:: Material for the task ::
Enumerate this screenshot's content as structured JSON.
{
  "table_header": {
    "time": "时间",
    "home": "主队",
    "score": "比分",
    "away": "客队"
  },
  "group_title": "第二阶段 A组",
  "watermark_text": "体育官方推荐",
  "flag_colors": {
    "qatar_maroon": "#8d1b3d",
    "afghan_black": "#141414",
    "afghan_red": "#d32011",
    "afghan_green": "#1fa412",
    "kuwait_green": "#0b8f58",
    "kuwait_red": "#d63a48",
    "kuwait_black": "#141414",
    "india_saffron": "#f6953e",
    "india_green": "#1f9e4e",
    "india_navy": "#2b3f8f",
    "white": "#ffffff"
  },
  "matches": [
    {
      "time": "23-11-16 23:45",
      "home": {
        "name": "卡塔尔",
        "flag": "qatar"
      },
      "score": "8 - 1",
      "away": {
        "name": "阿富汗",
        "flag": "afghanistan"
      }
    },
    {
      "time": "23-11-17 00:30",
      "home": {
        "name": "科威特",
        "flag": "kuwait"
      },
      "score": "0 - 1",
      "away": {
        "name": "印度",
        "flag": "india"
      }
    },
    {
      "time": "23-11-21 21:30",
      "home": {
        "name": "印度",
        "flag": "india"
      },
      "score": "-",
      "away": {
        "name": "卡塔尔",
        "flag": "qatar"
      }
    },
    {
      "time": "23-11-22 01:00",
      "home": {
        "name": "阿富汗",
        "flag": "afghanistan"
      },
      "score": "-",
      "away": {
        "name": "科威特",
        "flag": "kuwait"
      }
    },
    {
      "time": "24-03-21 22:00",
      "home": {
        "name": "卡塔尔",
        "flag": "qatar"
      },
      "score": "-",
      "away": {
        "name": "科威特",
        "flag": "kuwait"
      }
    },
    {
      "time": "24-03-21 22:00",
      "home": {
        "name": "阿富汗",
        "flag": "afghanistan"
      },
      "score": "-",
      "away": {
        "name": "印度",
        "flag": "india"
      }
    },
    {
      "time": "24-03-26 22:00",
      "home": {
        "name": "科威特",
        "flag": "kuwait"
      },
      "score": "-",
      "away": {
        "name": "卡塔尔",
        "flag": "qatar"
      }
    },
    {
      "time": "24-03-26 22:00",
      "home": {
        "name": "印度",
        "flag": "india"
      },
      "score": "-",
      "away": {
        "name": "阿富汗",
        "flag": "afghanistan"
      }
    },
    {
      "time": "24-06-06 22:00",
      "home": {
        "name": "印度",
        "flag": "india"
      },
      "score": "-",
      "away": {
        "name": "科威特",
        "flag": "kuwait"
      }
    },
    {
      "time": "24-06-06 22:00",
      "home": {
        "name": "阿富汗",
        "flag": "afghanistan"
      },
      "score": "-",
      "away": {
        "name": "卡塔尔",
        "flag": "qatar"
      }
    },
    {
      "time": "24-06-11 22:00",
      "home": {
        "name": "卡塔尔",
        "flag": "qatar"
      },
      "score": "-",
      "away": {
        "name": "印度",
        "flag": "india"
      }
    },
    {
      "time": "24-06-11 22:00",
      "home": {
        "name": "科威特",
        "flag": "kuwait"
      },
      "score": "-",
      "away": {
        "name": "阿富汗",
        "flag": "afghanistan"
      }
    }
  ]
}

:: Task statement ::
Every record above must be duplicated exactly.

:: Final answer ::
Enumerate this screenshot's content as structured JSON.
{
  "table_header": {
    "time": "时间",
    "home": "主队",
    "score": "比分",
    "away": "客队"
  },
  "group_title": "第二阶段 A组",
  "watermark_text": "体育官方推荐",
  "flag_colors": {
    "qatar_maroon": "#8d1b3d",
    "afghan_black": "#141414",
    "afghan_red": "#d32011",
    "afghan_green": "#1fa412",
    "kuwait_green": "#0b8f58",
    "kuwait_red": "#d63a48",
    "kuwait_black": "#141414",
    "india_saffron": "#f6953e",
    "india_green": "#1f9e4e",
    "india_navy": "#2b3f8f",
    "white": "#ffffff"
  },
  "matches": [
    {
      "time": "23-11-16 23:45",
      "home": {
        "name": "卡塔尔",
        "flag": "qatar"
      },
      "score": "8 - 1",
      "away": {
        "name": "阿富汗",
        "flag": "afghanistan"
      }
    },
    {
      "time": "23-11-17 00:30",
      "home": {
        "name": "科威特",
        "flag": "kuwait"
      },
      "score": "0 - 1",
      "away": {
        "name": "印度",
        "flag": "india"
      }
    },
    {
      "time": "23-11-21 21:30",
      "home": {
        "name": "印度",
        "flag": "india"
      },
      "score": "-",
      "away": {
        "name": "卡塔尔",
        "flag": "qatar"
      }
    },
    {
      "time": "23-11-22 01:00",
      "home": {
        "name": "阿富汗",
        "flag": "afghanistan"
      },
      "score": "-",
      "away": {
        "name": "科威特",
        "flag": "kuwait"
      }
    },
    {
      "time": "24-03-21 22:00",
      "home": {
        "name": "卡塔尔",
        "flag": "qatar"
      },
      "score": "-",
      "away": {
        "name": "科威特",
        "flag": "kuwait"
      }
    },
    {
      "time": "24-03-21 22:00",
      "home": {
        "name": "阿富汗",
        "flag": "afghanistan"
      },
      "score": "-",
      "away": {
        "name": "印度",
        "flag": "india"
      }
    },
    {
      "time": "24-03-26 22:00",
      "home": {
        "name": "科威特",
        "flag": "kuwait"
      },
      "score": "-",
      "away": {
        "name": "卡塔尔",
        "flag": "qatar"
      }
    },
    {
      "time": "24-03-26 22:00",
      "home": {
        "name": "印度",
        "flag": "india"
      },
      "score": "-",
      "away": {
        "name": "阿富汗",
        "flag": "afghanistan"
      }
    },
    {
      "time": "24-06-06 22:00",
      "home": {
        "name": "印度",
        "flag": "india"
      },
      "score": "-",
      "away": {
        "name": "科威特",
        "flag": "kuwait"
      }
    },
    {
      "time": "24-06-06 22:00",
      "home": {
        "name": "阿富汗",
        "flag": "afghanistan"
      },
      "score": "-",
      "away": {
        "name": "卡塔尔",
        "flag": "qatar"
      }
    },
    {
      "time": "24-06-11 22:00",
      "home": {
        "name": "卡塔尔",
        "flag": "qatar"
      },
      "score": "-",
      "away": {
        "name": "印度",
        "flag": "india"
      }
    },
    {
      "time": "24-06-11 22:00",
      "home": {
        "name": "科威特",
        "flag": "kuwait"
      },
      "score": "-",
      "away": {
        "name": "阿富汗",
        "flag": "afghanistan"
      }
    }
  ]
}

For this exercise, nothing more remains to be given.